# GIVEN TASK:
Determine how many lines contain the string "text", then reply with that figure only.

# DATA PROVIDED:
--

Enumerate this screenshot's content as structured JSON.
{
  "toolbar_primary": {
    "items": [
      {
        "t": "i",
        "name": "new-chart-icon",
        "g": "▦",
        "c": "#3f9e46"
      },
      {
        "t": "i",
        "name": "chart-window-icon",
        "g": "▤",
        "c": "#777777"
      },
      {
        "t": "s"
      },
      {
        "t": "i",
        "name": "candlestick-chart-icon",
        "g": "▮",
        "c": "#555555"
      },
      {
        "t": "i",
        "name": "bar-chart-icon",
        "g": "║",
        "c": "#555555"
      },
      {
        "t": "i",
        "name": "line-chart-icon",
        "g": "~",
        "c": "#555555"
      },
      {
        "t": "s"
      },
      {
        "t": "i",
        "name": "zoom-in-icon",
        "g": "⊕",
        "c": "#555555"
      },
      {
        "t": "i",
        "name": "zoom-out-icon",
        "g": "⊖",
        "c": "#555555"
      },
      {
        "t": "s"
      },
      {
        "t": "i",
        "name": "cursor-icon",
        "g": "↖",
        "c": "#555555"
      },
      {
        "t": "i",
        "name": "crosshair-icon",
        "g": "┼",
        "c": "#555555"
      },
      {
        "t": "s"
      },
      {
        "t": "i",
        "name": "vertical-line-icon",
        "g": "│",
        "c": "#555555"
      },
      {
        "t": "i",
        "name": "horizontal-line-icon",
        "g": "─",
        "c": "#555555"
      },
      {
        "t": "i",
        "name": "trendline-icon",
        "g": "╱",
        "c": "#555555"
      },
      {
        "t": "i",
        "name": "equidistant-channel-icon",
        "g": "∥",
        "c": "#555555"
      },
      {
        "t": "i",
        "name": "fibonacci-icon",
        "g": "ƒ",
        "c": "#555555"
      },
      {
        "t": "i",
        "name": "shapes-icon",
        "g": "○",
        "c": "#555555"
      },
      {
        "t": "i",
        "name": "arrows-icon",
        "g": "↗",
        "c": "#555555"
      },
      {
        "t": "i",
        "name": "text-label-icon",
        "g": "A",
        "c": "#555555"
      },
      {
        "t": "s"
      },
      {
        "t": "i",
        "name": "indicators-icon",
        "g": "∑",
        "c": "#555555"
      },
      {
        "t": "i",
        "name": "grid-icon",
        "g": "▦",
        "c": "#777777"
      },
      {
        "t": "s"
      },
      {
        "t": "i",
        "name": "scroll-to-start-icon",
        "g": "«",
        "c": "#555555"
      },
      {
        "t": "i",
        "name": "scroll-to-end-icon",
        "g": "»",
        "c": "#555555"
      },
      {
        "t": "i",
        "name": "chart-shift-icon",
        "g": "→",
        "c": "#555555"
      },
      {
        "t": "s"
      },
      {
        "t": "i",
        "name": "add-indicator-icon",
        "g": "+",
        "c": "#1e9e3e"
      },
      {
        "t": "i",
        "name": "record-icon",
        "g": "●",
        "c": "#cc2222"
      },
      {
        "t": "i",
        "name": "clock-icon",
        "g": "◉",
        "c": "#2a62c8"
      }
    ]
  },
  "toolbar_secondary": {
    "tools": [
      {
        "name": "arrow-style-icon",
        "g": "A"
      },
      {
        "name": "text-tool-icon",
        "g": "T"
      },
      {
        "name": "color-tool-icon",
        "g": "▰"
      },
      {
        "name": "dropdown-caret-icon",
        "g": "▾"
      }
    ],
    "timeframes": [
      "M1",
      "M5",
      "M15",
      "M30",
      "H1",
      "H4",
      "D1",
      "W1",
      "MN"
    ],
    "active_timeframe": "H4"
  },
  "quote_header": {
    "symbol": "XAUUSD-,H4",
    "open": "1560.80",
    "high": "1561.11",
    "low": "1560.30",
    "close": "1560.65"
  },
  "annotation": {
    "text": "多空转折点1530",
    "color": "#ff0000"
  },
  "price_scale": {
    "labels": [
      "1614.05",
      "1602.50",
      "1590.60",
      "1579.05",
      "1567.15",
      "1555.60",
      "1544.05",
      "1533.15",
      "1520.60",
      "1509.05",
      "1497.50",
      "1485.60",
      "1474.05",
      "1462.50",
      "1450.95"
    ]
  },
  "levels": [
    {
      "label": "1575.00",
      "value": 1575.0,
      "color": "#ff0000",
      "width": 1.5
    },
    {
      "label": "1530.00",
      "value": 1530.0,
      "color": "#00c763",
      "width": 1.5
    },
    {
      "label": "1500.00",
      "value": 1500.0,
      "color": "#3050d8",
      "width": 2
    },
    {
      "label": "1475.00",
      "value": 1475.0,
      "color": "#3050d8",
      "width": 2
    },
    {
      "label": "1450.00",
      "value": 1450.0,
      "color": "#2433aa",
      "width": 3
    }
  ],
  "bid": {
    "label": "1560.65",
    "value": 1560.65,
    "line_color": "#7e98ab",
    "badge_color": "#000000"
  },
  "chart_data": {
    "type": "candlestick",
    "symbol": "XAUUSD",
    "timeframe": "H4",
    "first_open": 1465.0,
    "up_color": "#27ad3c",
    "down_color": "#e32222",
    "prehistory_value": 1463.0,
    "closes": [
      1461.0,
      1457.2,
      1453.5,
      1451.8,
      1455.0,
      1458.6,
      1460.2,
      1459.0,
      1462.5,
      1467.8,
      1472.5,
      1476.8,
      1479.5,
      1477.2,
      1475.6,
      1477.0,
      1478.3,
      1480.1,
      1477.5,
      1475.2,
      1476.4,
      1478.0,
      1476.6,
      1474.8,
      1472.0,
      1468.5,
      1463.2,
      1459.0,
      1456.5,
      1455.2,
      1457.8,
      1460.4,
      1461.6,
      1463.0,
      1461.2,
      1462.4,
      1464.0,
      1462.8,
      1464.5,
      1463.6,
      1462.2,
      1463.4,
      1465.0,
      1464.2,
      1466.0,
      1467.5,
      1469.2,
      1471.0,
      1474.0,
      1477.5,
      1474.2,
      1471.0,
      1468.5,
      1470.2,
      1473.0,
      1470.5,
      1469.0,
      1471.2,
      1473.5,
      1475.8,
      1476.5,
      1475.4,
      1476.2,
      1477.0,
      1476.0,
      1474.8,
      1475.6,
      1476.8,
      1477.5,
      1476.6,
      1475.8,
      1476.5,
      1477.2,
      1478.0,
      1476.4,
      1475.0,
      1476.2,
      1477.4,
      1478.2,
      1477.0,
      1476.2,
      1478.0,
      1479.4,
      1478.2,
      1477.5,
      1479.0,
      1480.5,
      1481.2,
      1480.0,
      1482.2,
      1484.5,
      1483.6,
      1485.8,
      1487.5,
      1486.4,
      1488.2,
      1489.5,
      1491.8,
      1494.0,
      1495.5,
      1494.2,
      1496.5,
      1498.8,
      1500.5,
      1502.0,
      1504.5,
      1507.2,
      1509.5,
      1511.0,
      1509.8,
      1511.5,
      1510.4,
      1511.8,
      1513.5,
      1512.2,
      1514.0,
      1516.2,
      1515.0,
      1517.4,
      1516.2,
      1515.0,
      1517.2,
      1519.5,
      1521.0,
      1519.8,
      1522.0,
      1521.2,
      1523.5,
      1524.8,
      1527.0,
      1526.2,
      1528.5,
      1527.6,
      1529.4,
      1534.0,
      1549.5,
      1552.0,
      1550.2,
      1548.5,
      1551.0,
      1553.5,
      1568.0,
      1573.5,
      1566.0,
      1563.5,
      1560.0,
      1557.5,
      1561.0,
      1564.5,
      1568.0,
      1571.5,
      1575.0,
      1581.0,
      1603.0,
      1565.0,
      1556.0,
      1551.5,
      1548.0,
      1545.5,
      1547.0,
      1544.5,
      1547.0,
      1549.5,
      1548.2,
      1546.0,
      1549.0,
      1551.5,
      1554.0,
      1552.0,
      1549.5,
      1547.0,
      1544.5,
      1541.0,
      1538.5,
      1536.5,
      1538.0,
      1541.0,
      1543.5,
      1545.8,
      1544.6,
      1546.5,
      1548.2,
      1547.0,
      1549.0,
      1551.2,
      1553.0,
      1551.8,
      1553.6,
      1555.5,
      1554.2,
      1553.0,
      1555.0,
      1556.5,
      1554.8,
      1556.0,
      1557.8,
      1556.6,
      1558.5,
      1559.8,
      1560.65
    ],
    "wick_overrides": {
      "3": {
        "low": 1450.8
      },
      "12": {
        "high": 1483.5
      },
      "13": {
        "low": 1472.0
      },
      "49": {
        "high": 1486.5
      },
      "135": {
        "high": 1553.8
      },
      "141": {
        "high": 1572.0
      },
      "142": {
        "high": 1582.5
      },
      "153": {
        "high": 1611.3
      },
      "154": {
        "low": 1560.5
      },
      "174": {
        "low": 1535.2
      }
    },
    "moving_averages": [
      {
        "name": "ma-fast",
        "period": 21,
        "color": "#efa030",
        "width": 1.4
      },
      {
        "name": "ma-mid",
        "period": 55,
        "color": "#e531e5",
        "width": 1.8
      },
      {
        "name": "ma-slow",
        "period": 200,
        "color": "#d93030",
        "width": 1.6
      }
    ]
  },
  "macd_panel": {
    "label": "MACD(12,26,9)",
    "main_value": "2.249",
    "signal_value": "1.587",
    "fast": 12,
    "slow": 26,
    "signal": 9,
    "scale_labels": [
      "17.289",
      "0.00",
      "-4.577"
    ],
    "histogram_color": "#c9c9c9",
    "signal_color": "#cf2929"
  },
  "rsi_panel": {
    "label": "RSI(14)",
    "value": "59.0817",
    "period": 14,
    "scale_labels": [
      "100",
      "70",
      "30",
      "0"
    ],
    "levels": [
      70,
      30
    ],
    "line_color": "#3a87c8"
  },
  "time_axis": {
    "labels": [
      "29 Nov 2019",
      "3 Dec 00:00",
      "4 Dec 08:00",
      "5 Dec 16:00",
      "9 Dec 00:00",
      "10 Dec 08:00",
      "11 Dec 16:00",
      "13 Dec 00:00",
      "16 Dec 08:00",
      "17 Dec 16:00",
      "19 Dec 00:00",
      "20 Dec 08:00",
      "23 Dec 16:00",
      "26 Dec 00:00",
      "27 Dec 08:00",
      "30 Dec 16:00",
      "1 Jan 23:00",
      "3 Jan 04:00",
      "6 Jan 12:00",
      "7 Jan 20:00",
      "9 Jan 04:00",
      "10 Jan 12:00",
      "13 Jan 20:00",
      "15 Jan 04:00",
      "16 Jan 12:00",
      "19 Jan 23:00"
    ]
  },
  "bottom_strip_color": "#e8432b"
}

--

# SOLUTION BELOW:
3